* [WRITTEN REQUEST] Where a line holds the string "Jared", return that line.

* [GIVEN ENTRIES]
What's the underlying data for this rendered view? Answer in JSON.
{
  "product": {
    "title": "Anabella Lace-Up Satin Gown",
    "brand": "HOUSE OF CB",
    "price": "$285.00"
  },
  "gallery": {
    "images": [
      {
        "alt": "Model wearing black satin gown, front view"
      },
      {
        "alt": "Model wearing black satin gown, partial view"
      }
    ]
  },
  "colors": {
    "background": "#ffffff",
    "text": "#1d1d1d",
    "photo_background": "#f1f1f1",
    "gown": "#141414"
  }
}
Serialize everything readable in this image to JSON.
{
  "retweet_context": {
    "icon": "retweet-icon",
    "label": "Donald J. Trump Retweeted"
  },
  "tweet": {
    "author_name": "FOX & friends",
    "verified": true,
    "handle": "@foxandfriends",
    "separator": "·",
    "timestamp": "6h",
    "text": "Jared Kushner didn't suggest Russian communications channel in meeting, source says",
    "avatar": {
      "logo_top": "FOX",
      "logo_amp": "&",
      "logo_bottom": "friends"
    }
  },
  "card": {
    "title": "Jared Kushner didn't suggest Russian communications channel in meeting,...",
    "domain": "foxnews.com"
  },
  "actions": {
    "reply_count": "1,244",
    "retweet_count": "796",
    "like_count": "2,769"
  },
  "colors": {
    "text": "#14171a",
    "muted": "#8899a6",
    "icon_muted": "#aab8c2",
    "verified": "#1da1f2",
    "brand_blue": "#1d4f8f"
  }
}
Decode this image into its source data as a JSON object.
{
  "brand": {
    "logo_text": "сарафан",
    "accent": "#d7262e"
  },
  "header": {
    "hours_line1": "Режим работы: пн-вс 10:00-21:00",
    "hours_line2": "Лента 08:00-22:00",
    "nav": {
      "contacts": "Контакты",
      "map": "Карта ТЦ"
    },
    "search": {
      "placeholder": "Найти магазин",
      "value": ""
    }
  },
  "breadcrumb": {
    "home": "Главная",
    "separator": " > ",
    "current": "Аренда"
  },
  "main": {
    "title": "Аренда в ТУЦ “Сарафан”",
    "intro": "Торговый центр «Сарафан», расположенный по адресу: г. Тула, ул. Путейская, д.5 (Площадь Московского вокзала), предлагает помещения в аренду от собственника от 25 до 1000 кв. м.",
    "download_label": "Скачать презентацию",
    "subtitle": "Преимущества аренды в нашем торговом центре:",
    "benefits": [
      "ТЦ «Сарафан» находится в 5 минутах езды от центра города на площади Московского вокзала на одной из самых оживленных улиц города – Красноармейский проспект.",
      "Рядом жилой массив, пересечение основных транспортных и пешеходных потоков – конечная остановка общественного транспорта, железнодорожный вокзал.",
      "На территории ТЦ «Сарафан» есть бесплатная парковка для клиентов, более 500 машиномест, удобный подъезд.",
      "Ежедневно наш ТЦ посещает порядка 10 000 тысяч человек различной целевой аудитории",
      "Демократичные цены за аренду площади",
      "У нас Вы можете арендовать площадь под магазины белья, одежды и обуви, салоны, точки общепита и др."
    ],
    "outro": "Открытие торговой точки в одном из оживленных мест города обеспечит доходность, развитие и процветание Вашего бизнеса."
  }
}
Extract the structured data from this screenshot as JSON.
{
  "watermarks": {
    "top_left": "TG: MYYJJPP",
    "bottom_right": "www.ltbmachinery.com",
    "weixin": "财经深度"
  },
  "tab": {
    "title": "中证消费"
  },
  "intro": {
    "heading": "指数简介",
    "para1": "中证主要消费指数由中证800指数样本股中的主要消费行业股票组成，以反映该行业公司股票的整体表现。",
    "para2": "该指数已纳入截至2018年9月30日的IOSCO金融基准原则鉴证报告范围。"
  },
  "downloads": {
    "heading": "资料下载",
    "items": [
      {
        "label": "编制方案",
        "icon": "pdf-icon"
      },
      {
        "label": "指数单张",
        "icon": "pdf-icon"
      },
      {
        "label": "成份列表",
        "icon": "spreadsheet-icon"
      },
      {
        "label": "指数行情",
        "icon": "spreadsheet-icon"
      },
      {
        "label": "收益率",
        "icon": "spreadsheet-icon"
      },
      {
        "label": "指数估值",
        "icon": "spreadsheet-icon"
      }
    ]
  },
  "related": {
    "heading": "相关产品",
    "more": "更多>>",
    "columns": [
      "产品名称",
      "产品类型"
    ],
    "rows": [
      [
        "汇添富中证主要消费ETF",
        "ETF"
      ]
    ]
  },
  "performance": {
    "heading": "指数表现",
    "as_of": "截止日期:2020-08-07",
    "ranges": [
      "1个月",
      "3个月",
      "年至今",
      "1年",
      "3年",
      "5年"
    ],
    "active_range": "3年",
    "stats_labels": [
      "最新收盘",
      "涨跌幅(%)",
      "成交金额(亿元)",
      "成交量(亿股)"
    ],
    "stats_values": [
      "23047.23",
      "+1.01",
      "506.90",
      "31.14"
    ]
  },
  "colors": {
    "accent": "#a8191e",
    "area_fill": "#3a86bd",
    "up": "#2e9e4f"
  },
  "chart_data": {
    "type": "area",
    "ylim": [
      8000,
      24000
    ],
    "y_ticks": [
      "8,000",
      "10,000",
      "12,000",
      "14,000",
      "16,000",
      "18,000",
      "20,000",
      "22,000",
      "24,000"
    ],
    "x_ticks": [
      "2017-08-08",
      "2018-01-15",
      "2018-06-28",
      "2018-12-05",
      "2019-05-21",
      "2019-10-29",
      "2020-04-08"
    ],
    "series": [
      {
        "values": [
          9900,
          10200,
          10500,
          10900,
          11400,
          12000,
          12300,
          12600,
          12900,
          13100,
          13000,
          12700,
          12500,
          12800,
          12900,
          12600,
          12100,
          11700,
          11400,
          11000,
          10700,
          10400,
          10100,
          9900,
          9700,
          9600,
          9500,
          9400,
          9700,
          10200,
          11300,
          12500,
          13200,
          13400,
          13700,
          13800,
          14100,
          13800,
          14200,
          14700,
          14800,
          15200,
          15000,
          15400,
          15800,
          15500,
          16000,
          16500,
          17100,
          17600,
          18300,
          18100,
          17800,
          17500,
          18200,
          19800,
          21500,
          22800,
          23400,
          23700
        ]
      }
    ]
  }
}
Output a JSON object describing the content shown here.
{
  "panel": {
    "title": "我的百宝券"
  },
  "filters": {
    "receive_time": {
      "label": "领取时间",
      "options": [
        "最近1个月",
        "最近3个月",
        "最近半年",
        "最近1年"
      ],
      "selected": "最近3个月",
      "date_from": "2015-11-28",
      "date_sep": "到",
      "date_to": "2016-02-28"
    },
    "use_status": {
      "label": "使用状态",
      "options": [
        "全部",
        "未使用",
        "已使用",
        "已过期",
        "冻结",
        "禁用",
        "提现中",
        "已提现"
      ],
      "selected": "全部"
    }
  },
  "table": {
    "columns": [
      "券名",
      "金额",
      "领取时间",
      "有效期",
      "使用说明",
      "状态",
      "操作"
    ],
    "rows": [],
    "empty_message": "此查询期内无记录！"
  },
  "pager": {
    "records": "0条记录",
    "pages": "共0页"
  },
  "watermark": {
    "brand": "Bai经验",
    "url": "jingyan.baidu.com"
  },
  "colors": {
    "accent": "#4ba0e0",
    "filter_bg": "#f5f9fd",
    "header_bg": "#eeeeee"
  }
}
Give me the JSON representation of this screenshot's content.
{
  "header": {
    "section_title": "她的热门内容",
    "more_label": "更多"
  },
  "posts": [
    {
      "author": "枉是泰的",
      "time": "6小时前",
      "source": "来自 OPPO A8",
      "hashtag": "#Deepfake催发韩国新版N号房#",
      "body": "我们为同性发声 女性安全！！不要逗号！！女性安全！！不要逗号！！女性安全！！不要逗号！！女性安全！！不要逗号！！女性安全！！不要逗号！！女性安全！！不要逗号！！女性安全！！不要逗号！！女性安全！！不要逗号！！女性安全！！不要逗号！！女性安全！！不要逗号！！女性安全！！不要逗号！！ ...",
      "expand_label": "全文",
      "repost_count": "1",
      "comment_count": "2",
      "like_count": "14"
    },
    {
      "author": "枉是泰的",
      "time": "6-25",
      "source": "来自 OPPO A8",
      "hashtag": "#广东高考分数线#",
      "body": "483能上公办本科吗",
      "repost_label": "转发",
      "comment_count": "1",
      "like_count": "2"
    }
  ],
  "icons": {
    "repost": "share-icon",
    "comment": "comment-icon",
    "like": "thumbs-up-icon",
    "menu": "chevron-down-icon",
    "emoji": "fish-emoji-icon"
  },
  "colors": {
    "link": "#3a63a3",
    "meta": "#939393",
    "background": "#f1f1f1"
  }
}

* [WRITTEN RESPONSE]
    "text": "Jared Kushner didn't suggest Russian communications channel in meeting, source says",
    "title": "Jared Kushner didn't suggest Russian communications channel in meeting,...",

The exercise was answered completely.